• SHORT PROBLEM:
Without including the pictures, copy out every line below.

• RECORDS SHOWN:
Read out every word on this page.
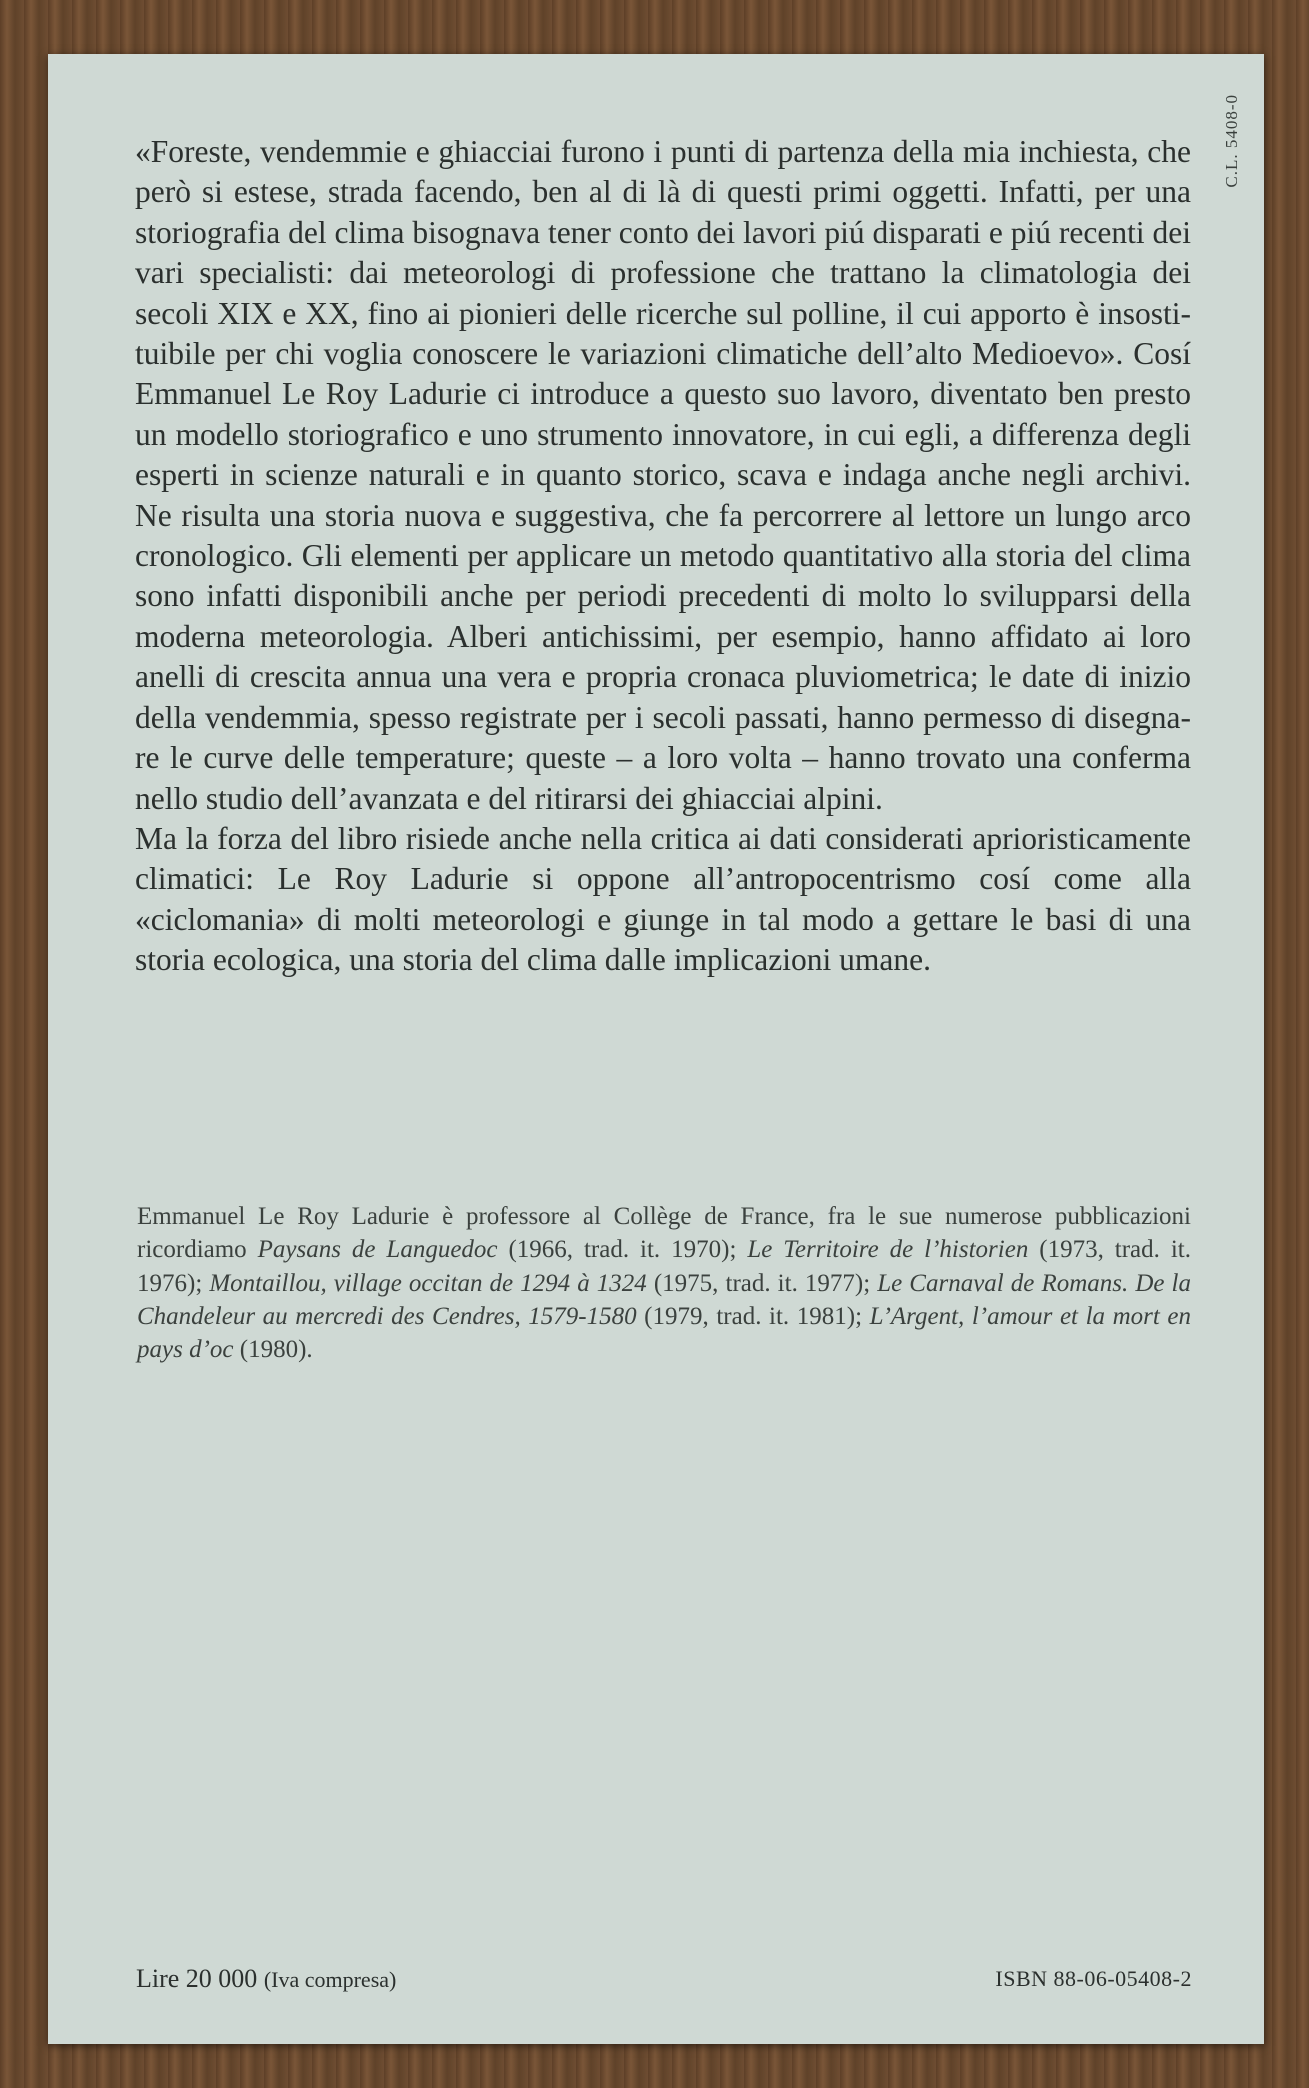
C.L. 5408-0

«Foreste, vendemmie e ghiacciai furono i punti di partenza della mia inchiesta, che però si estese, strada facendo, ben al di là di questi primi oggetti. Infatti, per una storiografia del clima bisognava tener conto dei lavori piú disparati e piú recenti dei vari specialisti: dai meteorologi di professione che trattano la climatologia dei secoli XIX e XX, fino ai pionieri delle ricerche sul polline, il cui apporto è insostituibile per chi voglia conoscere le variazioni climatiche dell’alto Medioevo». Cosí Emmanuel Le Roy Ladurie ci introduce a questo suo lavoro, diventato ben presto un modello storiografico e uno strumento innovatore, in cui egli, a differenza degli esperti in scienze naturali e in quanto storico, scava e indaga anche negli archivi. Ne risulta una storia nuova e suggestiva, che fa percorrere al lettore un lungo arco cronologico. Gli elementi per applicare un metodo quantitativo alla storia del clima sono infatti disponibili anche per periodi precedenti di molto lo svilupparsi della moderna meteorologia. Alberi antichissimi, per esempio, hanno affidato ai loro anelli di crescita annua una vera e propria cronaca pluviometrica; le date di inizio della vendemmia, spesso registrate per i secoli passati, hanno permesso di disegnare le curve delle temperature; queste – a loro volta – hanno trovato una conferma nello studio dell’avanzata e del ritirarsi dei ghiacciai alpini.

Ma la forza del libro risiede anche nella critica ai dati considerati aprioristicamente climatici: Le Roy Ladurie si oppone all’antropocentrismo cosí come alla «ciclomania» di molti meteorologi e giunge in tal modo a gettare le basi di una storia ecologica, una storia del clima dalle implicazioni umane.

Emmanuel Le Roy Ladurie è professore al Collège de France, fra le sue numerose pubblicazioni ricordiamo Paysans de Languedoc (1966, trad. it. 1970); Le Territoire de l’historien (1973, trad. it. 1976); Montaillou, village occitan de 1294 à 1324 (1975, trad. it. 1977); Le Carnaval de Romans. De la Chandeleur au mercredi des Cendres, 1579-1580 (1979, trad. it. 1981); L’Argent, l’amour et la mort en pays d’oc (1980).

Lire 20 000 (Iva compresa)	ISBN 88-06-05408-2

• FINAL RESULT:
Read out every word on this page.
C.L. 5408-0

«Foreste, vendemmie e ghiacciai furono i punti di partenza della mia inchiesta, che però si estese, strada facendo, ben al di là di questi primi oggetti. Infatti, per una storiografia del clima bisognava tener conto dei lavori piú disparati e piú recenti dei vari specialisti: dai meteorologi di professione che trattano la climatologia dei secoli XIX e XX, fino ai pionieri delle ricerche sul polline, il cui apporto è insostituibile per chi voglia conoscere le variazioni climatiche dell’alto Medioevo». Cosí Emmanuel Le Roy Ladurie ci introduce a questo suo lavoro, diventato ben presto un modello storiografico e uno strumento innovatore, in cui egli, a differenza degli esperti in scienze naturali e in quanto storico, scava e indaga anche negli archivi. Ne risulta una storia nuova e suggestiva, che fa percorrere al lettore un lungo arco cronologico. Gli elementi per applicare un metodo quantitativo alla storia del clima sono infatti disponibili anche per periodi precedenti di molto lo svilupparsi della moderna meteorologia. Alberi antichissimi, per esempio, hanno affidato ai loro anelli di crescita annua una vera e propria cronaca pluviometrica; le date di inizio della vendemmia, spesso registrate per i secoli passati, hanno permesso di disegnare le curve delle temperature; queste – a loro volta – hanno trovato una conferma nello studio dell’avanzata e del ritirarsi dei ghiacciai alpini.

Ma la forza del libro risiede anche nella critica ai dati considerati aprioristicamente climatici: Le Roy Ladurie si oppone all’antropocentrismo cosí come alla «ciclomania» di molti meteorologi e giunge in tal modo a gettare le basi di una storia ecologica, una storia del clima dalle implicazioni umane.

Emmanuel Le Roy Ladurie è professore al Collège de France, fra le sue numerose pubblicazioni ricordiamo Paysans de Languedoc (1966, trad. it. 1970); Le Territoire de l’historien (1973, trad. it. 1976); Montaillou, village occitan de 1294 à 1324 (1975, trad. it. 1977); Le Carnaval de Romans. De la Chandeleur au mercredi des Cendres, 1579-1580 (1979, trad. it. 1981); L’Argent, l’amour et la mort en pays d’oc (1980).

Lire 20 000 (Iva compresa)	ISBN 88-06-05408-2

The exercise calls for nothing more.